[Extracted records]
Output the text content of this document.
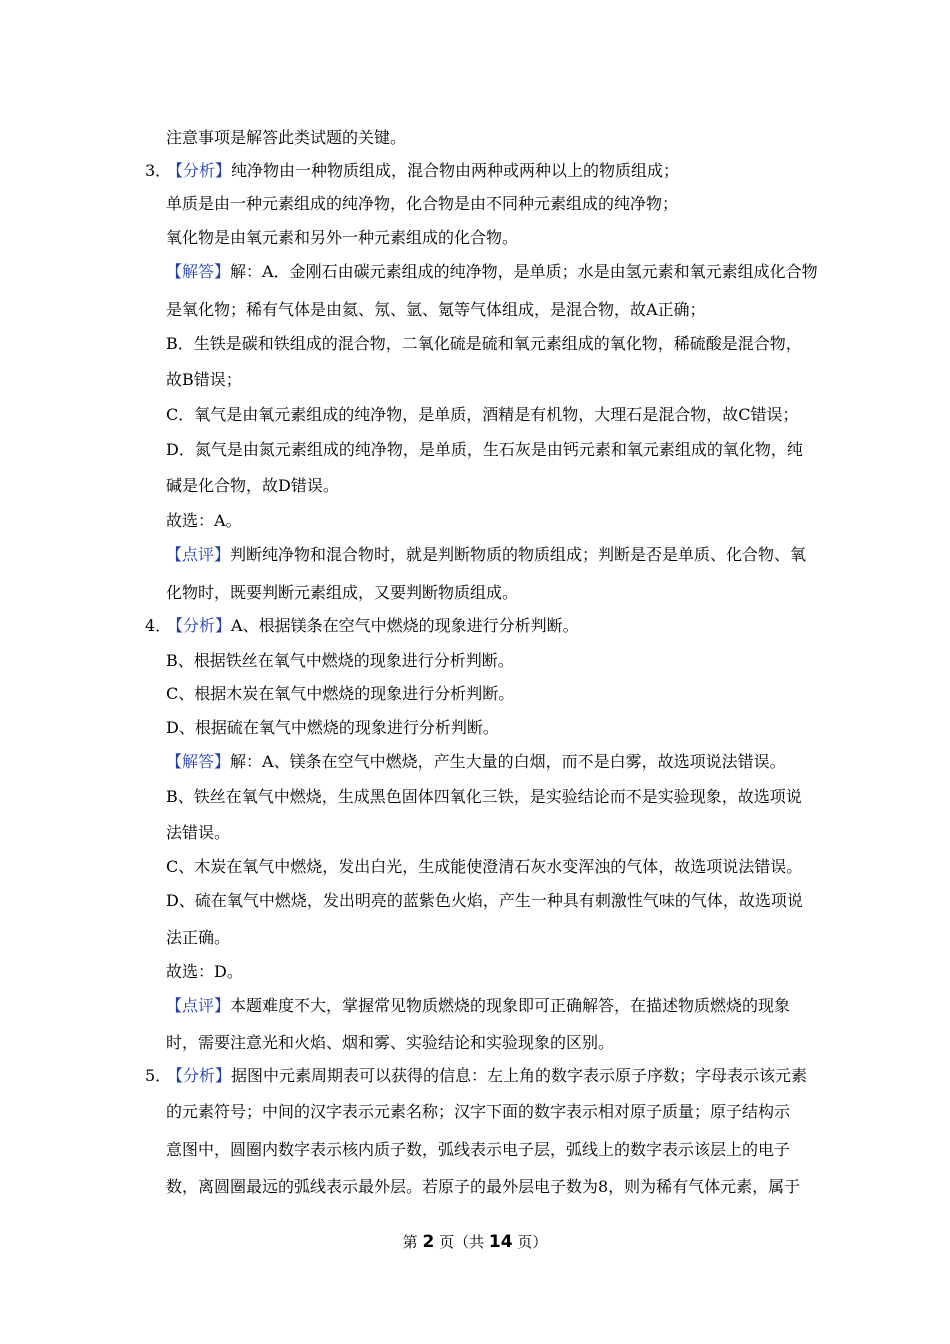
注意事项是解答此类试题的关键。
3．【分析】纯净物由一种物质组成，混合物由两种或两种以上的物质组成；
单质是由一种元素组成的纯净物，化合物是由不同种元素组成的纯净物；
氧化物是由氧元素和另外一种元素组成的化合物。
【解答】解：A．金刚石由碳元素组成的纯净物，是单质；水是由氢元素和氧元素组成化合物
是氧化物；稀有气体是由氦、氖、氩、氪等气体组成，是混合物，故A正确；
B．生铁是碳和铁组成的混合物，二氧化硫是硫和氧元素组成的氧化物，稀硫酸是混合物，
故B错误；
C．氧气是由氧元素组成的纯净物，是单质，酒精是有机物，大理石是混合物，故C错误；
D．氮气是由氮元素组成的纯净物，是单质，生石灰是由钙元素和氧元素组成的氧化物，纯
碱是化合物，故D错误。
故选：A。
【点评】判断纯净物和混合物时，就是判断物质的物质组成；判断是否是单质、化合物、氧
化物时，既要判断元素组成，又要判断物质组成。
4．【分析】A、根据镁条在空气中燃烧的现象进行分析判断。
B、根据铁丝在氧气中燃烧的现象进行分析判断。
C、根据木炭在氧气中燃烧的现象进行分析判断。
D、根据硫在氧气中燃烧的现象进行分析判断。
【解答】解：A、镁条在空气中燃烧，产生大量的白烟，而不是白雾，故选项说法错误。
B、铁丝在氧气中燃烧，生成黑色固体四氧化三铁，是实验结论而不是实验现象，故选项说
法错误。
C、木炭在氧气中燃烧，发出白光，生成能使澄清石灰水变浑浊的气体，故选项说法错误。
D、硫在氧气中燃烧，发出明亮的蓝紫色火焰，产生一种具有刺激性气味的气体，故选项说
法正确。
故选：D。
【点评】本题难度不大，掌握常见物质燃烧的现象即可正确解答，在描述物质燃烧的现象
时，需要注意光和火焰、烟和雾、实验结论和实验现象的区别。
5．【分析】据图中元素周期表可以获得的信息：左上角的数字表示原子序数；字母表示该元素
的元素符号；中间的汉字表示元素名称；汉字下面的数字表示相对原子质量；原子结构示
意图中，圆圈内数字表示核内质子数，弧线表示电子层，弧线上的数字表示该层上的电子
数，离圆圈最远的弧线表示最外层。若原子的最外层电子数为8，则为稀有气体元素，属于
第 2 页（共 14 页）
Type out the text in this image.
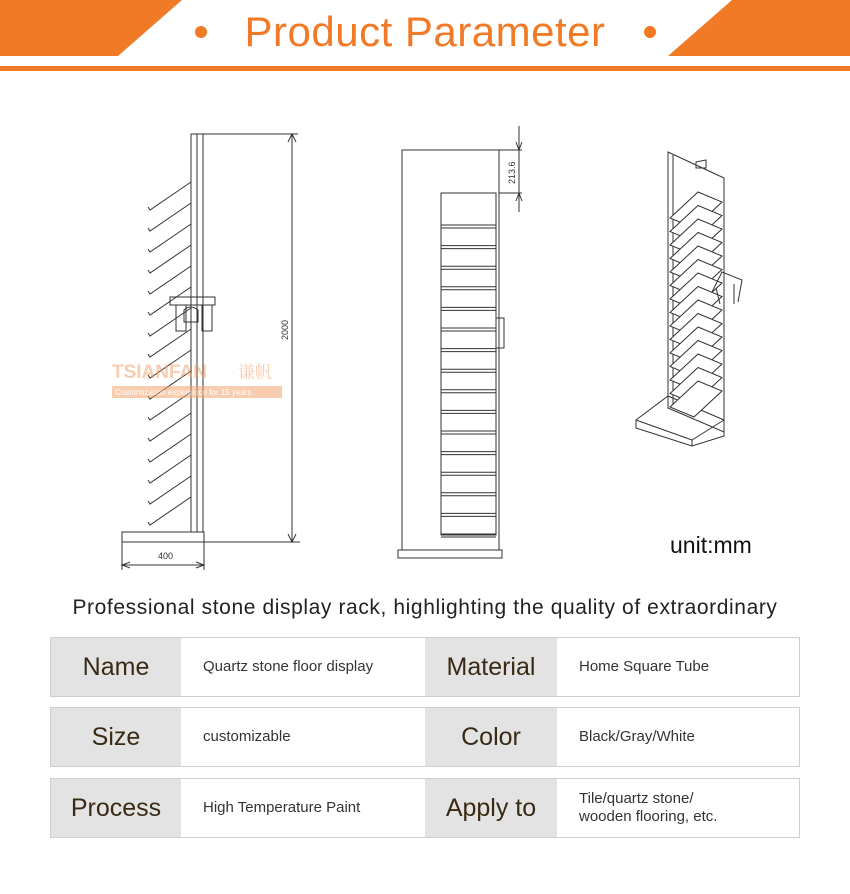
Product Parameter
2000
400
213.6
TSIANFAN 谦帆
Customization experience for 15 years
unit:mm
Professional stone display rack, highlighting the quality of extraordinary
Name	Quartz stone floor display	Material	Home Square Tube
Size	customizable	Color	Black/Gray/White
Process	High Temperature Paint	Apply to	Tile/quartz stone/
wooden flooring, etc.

> Exercise task
Every line from the one containing "Type out the text in this image." through the end of the listing is to be copied exactly; the pictures are not.

> Reply to the task
Type out the text in this image.
Product Parameter
2000
400
213.6
TSIANFAN 谦帆
Customization experience for 15 years
unit:mm
Professional stone display rack, highlighting the quality of extraordinary
Name	Quartz stone floor display	Material	Home Square Tube
Size	customizable	Color	Black/Gray/White
Process	High Temperature Paint	Apply to	Tile/quartz stone/
wooden flooring, etc.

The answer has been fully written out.